══ 元の文章

大船フラワーセンター

花と緑で心を満たす散歩道
大船フラワーセンターを訪ねました

四季折々の花とイベントを楽しむことができる「大船フラワーセンター」。
ぐるっと歩いて1~2時間程度、お子さんとのお散歩にもおすすめです。
9~10月は、160個のおばけカボチャが集まるハロウィーンイベントが大人気です。

エントランスで記念写真を撮って、
散策スタート

エントランスに入ると、ミニカボチャや松ぼっくりで作られた、秋色のすてきなウエルカムモニュメントがお出迎え!モニュメントの周辺には、秋の草花とともにカラフルな小さな家やガイコツたちと記念撮影ができるフォトスポットもあり、ハロウィーンムードでいっぱいです。

「エントランスは、スタッフみんなで手作りしているんですよ」と教えてくれたのは、同センターで展示・催事マネージャーを務めている万波恵(まんなみ めぐみ)さん。草花のレイアウトは植栽チームを中心に、小屋をDIYしたり、オブジェ用の小物を添えたり、スタッフみんなで季節に合わせた演出を考えているそうです。

════
══ 記録データ

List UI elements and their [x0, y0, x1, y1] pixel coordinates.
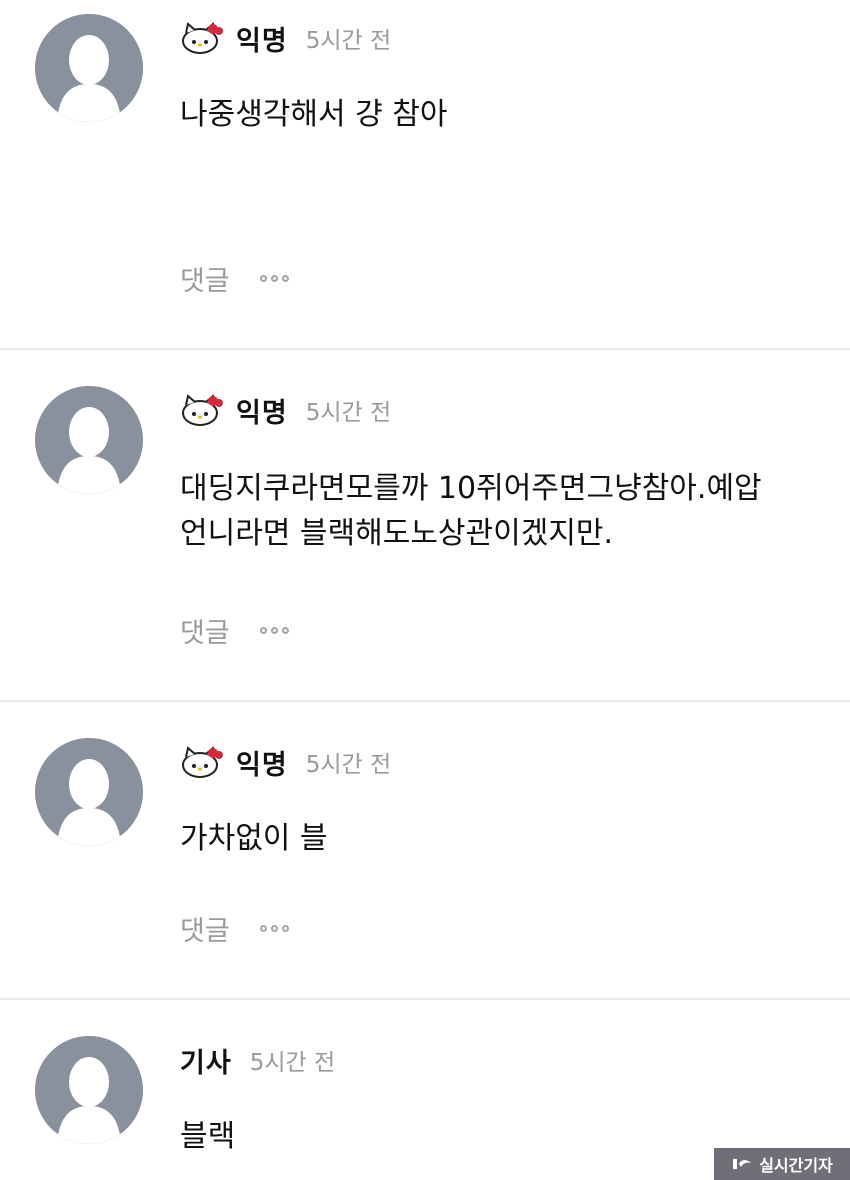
- author-name[interactable]: 익명: [236, 391, 288, 430]
- user-avatar-icon[interactable]: [35, 738, 143, 846]
- author-name[interactable]: 익명: [236, 19, 288, 58]
- more-dots-icon[interactable]: [259, 274, 289, 282]
- comment-timestamp: 5시간 전: [305, 28, 392, 54]
- comment-actions: 댓글: [180, 259, 289, 298]
- comment-divider: [0, 348, 850, 350]
- reply-button[interactable]: 댓글: [180, 909, 230, 948]
- comment-text: 나중생각해서 걍 참아: [180, 97, 448, 132]
- comment-timestamp: 5시간 전: [305, 752, 392, 778]
- reply-button[interactable]: 댓글: [180, 611, 230, 650]
- comment-actions: 댓글: [180, 909, 289, 948]
- hello-kitty-icon: [182, 746, 223, 778]
- user-avatar-icon[interactable]: [35, 1036, 143, 1144]
- watermark-label: 실시간기자: [759, 1156, 833, 1175]
- comment-divider: [0, 998, 850, 1000]
- author-name[interactable]: 익명: [236, 743, 288, 782]
- author-name[interactable]: 기사: [180, 1041, 232, 1080]
- reply-button[interactable]: 댓글: [180, 259, 230, 298]
- user-avatar-icon[interactable]: [35, 14, 143, 122]
- more-dots-icon[interactable]: [259, 924, 289, 932]
- comment-meta: 익명 5시간 전: [180, 18, 391, 58]
- comment-timestamp: 5시간 전: [249, 1050, 336, 1076]
- user-avatar-icon[interactable]: [35, 386, 143, 494]
- hello-kitty-icon: [182, 22, 223, 54]
- comment-text: 대딩지쿠라면모를까 10쥐어주면그냥참아.예압 언니라면 블랙해도노상관이겠지만…: [180, 471, 762, 551]
- comment-meta: 기사 5시간 전: [180, 1040, 335, 1080]
- watermark-badge: 실시간기자: [714, 1148, 850, 1180]
- hello-kitty-icon: [182, 394, 223, 426]
- more-dots-icon[interactable]: [259, 626, 289, 634]
- comment-actions: 댓글: [180, 611, 289, 650]
- comment-meta: 익명 5시간 전: [180, 390, 391, 430]
- comment-timestamp: 5시간 전: [305, 400, 392, 426]
- comment-text: 가차없이 블: [180, 821, 328, 856]
- comment-meta: 익명 5시간 전: [180, 742, 391, 782]
- logo-icon: [733, 1159, 752, 1169]
- comment-divider: [0, 700, 850, 702]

════

**課題の指示:**
1. エントリのうち、「- author-name[interactable]: 익명: [236, 391, 288, 430]」を含む行から「- comment-text: 대딩지쿠라면모를까」を含む行までを、その行も含めて一字一句違えずに書き写すこと。
2. 大船フラワーセンターの紹介文について、最後の文の後に続く部分を書き足すこと。

**課題の解答:**
1.
- author-name[interactable]: 익명: [236, 391, 288, 430]
- user-avatar-icon[interactable]: [35, 738, 143, 846]
- author-name[interactable]: 익명: [236, 19, 288, 58]
- more-dots-icon[interactable]: [259, 274, 289, 282]
- comment-timestamp: 5시간 전: [305, 28, 392, 54]
- comment-actions: 댓글: [180, 259, 289, 298]
- comment-divider: [0, 348, 850, 350]
- reply-button[interactable]: 댓글: [180, 909, 230, 948]
- comment-text: 나중생각해서 걍 참아: [180, 97, 448, 132]
- comment-timestamp: 5시간 전: [305, 752, 392, 778]
- reply-button[interactable]: 댓글: [180, 611, 230, 650]
- comment-actions: 댓글: [180, 909, 289, 948]
- hello-kitty-icon: [182, 746, 223, 778]
- user-avatar-icon[interactable]: [35, 1036, 143, 1144]
- watermark-label: 실시간기자: [759, 1156, 833, 1175]
- comment-divider: [0, 998, 850, 1000]
- author-name[interactable]: 익명: [236, 743, 288, 782]
- author-name[interactable]: 기사: [180, 1041, 232, 1080]
- reply-button[interactable]: 댓글: [180, 259, 230, 298]
- user-avatar-icon[interactable]: [35, 14, 143, 122]
- more-dots-icon[interactable]: [259, 924, 289, 932]
- comment-meta: 익명 5시간 전: [180, 18, 391, 58]
- comment-timestamp: 5시간 전: [249, 1050, 336, 1076]
- user-avatar-icon[interactable]: [35, 386, 143, 494]
- hello-kitty-icon: [182, 22, 223, 54]
- comment-text: 대딩지쿠라면모를까 10쥐어주면그냥참아.예압 언니라면 블랙해도노상관이겠지만…: [180, 471, 762, 551]

2.
1962年開園と、60年以上の歴史を持つ県立大船フラワーセンター。大人世代も「子どもの頃に遠足で行った」など、懐かしい思い出がある人も多いのではないでしょうか。
2018年に大規模リニューアルを終え、現在は全国にフラワーショップを持つ日比谷花壇が運営に加わっています。案内をしてくれた万波さんも、花販売のキャリアを経てフラワーセンターの展示などに携わっているのだそう。

「お客さまとの距離が近い植物園を目指したいです」と万波さん。ただ今真っ盛りのハロウィーンやクリスマスシーズンにイベントを開催するほか、バレンタインにはカカオの実からチョコレートを作る講座も。「フラワーセミナー」と題して、こけ玉盆栽づくりや植物画教室、デジカメ教室など、植物に深く親しむことができる教室も数多く開催されています。

万波さんのおすすめは、月2回開催している「フラワーコンサート」。プロや学生などさまざまな音楽家の生演奏を無料で聞くことができるので、楽しみにしている人が多いのだとか。ご年配の方も、ベビーカーと一緒のママも、誰でも気軽に来場できます。

約1200株が咲き誇るバラ園
秋のバラは、香りも美しい

春・秋と、年に2回見頃を迎えるバラ園は必見です。オールドローズ、モダンローズ、つるバラなど約370種、1200株がそろい、花の女王が咲き誇る魅惑の庭園に足を踏み入れました。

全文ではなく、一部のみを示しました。